**Assigned task A**
Quote the green smartphone article word for word, starting with the words "In applying the" and ending after "going to follow.".
**Assigned task B**
According to the green smartphone article, why must people strike a delicate balance between use and reuse of the natural environment?

**Study text**
---+---

GOING FOR GREEN SMARTPHONE

Smartphone

Smartphones are gadgets that have become a necessity in the society. A necessity is that which one cannot do without. In rural Africa small individual businesses are using phones to conduct business. People are conducting business from almost anywhere in the world through smartphones (emails etc.) There is a projection that, globally, 1.5 billion smartphones will be sold in 2016- exceeding the total sale of PCs, tablets, televisions and game consoles combined. Smartphone like all other products made and used by man has its raw materials derived from the natural environment.
The natural environment is a resource for man. It is a resource to sustain generations of men. In using the resource man is expected to sustain it. In using the natural environment man is required to strike a delicate balance between use and reuse so that one generation will not deprive another generation of the use of the natural environment through depletion or damage or both.
In applying the foregoing philosophical reasoning to the smartphone, I should like to share with you how green or environmentally friendly the smartphone is getting. The production of any product involves policy, raw materials, manufacture and finished product. That statement is the parameters of what is going to follow.

---+---

**Supplied data**
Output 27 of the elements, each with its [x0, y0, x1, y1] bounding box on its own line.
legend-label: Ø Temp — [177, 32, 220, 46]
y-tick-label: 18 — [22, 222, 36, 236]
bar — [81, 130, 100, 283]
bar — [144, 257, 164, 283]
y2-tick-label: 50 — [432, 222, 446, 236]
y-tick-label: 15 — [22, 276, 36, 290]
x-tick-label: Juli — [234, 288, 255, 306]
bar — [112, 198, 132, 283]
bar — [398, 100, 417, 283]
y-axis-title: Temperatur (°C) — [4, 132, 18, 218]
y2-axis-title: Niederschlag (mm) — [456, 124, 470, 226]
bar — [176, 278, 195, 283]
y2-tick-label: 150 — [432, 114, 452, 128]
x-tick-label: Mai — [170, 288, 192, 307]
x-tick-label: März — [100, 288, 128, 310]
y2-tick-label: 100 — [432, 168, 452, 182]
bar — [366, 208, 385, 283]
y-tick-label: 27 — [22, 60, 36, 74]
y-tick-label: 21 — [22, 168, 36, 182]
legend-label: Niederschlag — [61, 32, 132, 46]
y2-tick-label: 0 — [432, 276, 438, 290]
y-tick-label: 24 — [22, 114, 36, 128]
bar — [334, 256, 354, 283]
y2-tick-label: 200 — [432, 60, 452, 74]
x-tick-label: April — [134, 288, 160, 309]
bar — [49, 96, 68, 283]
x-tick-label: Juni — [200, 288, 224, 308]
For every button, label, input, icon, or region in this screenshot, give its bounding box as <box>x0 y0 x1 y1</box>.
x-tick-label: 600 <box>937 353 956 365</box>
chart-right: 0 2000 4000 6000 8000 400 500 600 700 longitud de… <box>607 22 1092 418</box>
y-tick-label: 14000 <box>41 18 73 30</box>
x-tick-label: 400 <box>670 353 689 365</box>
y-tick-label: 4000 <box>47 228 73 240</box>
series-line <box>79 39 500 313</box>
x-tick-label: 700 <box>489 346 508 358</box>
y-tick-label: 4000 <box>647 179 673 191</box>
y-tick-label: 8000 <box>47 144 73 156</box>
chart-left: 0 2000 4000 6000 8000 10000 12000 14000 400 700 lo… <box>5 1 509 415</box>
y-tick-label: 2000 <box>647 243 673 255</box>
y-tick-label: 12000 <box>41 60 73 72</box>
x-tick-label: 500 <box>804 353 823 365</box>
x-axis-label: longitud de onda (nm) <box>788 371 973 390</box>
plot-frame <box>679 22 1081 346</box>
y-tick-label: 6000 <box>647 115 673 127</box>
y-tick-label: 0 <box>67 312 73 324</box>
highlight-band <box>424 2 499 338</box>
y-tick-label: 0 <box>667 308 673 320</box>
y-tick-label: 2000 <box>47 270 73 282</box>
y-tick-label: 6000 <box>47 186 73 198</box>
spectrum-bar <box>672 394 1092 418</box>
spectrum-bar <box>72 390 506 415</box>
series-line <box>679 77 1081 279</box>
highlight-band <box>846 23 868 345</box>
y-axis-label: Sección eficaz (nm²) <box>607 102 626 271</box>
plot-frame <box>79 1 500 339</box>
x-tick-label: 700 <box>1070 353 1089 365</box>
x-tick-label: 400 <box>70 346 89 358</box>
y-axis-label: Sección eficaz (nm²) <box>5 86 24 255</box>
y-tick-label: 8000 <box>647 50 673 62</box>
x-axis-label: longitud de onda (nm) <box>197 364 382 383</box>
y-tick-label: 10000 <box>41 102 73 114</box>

---+---

**Task result A**
In applying the foregoing philosophical reasoning to the smartphone, I should like to share with you how green or environmentally friendly the smartphone is getting. The production of any product involves policy, raw materials, manufacture and finished product. That statement is the parameters of what is going to follow.

**Task result B**
People must strike that balance so that one generation does not deprive another of the natural environment through depletion, damage, or both. The natural environment is a resource meant to sustain generations of people, so those who use it are expected to sustain it.